Exercise objective
Filter the data for lines with the word "British", then copy every line so identified.

Records provided

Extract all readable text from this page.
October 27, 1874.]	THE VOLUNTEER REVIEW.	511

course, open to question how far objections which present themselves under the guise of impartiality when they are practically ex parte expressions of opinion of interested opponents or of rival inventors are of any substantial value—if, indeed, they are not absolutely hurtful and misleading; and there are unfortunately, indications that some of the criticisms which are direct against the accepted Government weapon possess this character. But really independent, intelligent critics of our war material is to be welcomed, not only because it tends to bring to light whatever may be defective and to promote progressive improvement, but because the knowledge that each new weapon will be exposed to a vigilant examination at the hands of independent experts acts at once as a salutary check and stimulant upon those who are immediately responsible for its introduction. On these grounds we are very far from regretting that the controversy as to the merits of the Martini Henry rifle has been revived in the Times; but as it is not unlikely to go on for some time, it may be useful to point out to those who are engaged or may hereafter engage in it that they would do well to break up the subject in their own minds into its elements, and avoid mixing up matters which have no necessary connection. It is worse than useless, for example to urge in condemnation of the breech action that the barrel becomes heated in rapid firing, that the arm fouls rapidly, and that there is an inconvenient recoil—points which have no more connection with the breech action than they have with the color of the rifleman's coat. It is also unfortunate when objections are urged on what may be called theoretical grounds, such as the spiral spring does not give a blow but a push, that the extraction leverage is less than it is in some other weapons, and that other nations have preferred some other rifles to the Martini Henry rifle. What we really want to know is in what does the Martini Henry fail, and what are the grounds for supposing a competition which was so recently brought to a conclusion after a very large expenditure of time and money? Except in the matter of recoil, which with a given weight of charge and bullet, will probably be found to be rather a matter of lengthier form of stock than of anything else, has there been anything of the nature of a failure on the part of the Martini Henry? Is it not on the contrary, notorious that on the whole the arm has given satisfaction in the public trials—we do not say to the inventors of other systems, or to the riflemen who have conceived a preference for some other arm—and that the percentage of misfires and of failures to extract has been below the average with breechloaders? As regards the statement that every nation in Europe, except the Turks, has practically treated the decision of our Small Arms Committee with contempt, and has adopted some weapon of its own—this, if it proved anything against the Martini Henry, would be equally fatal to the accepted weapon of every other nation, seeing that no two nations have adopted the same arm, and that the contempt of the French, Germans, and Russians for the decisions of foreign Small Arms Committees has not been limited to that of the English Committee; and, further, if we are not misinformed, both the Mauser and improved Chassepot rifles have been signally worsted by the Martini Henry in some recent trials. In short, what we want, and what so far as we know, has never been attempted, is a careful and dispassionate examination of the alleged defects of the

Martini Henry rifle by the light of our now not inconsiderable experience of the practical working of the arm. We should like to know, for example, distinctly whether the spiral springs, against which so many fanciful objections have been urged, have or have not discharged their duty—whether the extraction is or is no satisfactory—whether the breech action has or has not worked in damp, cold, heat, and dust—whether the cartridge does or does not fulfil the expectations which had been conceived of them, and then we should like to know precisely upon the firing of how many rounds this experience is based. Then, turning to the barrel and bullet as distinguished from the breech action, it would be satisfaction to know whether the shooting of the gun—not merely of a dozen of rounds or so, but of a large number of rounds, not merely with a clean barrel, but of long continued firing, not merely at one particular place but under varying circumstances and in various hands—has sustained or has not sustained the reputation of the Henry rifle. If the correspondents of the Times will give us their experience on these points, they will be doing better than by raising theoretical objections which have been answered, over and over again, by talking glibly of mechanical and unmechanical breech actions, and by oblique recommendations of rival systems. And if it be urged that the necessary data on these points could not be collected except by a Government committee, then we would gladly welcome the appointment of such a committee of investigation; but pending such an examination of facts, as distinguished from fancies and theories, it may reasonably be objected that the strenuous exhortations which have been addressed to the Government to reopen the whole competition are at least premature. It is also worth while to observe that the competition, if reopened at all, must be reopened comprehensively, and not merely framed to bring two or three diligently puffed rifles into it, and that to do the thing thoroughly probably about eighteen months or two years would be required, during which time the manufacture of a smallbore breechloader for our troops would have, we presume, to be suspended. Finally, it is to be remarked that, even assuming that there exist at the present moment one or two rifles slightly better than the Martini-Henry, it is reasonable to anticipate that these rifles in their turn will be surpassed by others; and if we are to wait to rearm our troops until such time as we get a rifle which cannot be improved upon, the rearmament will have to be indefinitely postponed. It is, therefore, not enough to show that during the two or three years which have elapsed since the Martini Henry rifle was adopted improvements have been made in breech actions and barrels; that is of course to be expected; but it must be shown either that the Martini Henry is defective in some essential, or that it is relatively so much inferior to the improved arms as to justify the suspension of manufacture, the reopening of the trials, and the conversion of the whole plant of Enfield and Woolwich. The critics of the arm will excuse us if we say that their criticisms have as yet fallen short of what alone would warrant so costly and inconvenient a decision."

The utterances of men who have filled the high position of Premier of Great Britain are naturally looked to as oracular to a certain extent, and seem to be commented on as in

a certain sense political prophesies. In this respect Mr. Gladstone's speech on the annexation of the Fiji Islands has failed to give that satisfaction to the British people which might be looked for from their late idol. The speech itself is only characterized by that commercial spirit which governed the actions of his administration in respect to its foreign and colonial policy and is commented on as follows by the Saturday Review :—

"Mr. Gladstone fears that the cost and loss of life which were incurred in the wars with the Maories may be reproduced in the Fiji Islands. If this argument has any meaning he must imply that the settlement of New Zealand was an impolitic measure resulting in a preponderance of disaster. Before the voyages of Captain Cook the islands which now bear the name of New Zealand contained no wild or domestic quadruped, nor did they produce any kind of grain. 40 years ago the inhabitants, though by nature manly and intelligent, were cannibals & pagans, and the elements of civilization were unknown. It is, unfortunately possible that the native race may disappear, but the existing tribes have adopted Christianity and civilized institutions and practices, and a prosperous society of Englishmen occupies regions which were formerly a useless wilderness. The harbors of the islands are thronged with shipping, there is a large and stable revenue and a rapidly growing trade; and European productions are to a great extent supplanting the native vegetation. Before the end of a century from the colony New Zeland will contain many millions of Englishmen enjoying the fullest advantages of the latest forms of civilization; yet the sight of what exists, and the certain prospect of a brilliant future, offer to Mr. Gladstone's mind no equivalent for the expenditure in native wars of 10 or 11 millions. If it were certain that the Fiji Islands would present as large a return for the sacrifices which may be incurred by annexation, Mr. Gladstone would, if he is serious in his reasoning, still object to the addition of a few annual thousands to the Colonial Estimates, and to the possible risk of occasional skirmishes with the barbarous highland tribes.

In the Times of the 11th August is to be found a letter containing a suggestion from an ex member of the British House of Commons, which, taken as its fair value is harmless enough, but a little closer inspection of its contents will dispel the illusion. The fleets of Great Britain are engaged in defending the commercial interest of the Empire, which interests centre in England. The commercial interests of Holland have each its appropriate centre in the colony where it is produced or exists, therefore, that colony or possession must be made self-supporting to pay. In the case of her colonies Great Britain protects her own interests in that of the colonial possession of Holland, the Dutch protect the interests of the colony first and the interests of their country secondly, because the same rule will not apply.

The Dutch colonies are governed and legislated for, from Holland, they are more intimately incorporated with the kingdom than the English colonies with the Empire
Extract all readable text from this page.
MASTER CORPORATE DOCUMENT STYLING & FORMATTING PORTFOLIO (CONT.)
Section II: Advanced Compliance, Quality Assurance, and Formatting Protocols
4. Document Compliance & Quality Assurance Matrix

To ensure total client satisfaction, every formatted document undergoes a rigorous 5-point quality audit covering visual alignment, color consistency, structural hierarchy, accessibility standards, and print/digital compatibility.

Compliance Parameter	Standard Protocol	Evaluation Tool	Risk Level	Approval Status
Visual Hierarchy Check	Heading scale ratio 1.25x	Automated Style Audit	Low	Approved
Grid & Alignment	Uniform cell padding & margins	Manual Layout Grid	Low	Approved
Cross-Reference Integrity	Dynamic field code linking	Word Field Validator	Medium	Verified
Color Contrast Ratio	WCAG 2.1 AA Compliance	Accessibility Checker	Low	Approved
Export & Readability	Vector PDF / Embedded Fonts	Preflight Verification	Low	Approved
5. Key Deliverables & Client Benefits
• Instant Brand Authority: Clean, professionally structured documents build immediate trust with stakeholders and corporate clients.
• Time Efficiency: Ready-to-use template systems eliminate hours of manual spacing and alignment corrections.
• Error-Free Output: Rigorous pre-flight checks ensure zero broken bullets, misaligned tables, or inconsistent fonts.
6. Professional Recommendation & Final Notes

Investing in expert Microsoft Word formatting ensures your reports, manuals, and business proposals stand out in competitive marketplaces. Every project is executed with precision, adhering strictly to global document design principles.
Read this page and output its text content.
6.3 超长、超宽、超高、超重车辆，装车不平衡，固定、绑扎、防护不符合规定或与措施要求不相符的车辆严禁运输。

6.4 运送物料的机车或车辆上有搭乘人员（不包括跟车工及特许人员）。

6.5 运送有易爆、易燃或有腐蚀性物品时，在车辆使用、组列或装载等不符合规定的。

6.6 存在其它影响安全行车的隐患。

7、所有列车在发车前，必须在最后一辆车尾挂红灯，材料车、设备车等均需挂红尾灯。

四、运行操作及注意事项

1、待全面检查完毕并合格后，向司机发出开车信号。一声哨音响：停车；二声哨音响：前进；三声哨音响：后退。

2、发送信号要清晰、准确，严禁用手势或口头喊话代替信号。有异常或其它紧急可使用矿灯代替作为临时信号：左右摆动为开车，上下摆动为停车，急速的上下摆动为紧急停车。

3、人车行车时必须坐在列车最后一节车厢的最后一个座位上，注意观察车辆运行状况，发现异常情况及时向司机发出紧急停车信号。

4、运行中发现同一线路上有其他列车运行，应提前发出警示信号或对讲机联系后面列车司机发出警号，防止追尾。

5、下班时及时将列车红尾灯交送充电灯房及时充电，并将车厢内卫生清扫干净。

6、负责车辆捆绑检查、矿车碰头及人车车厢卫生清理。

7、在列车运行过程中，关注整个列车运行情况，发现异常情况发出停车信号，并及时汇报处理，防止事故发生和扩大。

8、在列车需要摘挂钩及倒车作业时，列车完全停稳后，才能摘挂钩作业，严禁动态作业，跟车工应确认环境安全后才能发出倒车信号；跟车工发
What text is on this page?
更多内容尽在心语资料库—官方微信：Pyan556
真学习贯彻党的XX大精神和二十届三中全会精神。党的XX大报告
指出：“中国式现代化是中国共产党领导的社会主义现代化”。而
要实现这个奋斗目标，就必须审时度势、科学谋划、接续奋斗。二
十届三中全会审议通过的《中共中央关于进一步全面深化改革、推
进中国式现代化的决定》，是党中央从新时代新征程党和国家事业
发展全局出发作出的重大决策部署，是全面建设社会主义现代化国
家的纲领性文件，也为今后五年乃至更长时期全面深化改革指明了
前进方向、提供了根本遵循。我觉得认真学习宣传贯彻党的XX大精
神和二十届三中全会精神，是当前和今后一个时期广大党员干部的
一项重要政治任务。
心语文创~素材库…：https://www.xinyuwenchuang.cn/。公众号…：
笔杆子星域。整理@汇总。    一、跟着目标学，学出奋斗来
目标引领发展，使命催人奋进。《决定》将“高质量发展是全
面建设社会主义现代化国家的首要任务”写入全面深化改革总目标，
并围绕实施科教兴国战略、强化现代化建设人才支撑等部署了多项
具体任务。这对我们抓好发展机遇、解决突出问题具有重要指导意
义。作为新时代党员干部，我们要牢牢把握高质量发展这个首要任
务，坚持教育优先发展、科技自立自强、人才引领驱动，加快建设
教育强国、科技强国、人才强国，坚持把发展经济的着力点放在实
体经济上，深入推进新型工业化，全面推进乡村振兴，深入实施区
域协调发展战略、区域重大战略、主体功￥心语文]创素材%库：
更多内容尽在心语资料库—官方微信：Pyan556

The completed task
a certain sense political prophesies. In this respect Mr. Gladstone's speech on the annexation of the Fiji Islands has failed to give that satisfaction to the British people which might be looked for from their late idol. The speech itself is only characterized by that commercial spirit which governed the actions of his administration in respect to its foreign and colonial policy and is commented on as follows by the Saturday Review :—
In the Times of the 11th August is to be found a letter containing a suggestion from an ex member of the British House of Commons, which, taken as its fair value is harmless enough, but a little closer inspection of its contents will dispel the illusion. The fleets of Great Britain are engaged in defending the commercial interest of the Empire, which interests centre in England. The commercial interests of Holland have each its appropriate centre in the colony where it is produced or exists, therefore, that colony or possession must be made self-supporting to pay. In the case of her colonies Great Britain protects her own interests in that of the colonial possession of Holland, the Dutch protect the interests of the colony first and the interests of their country secondly, because the same rule will not apply.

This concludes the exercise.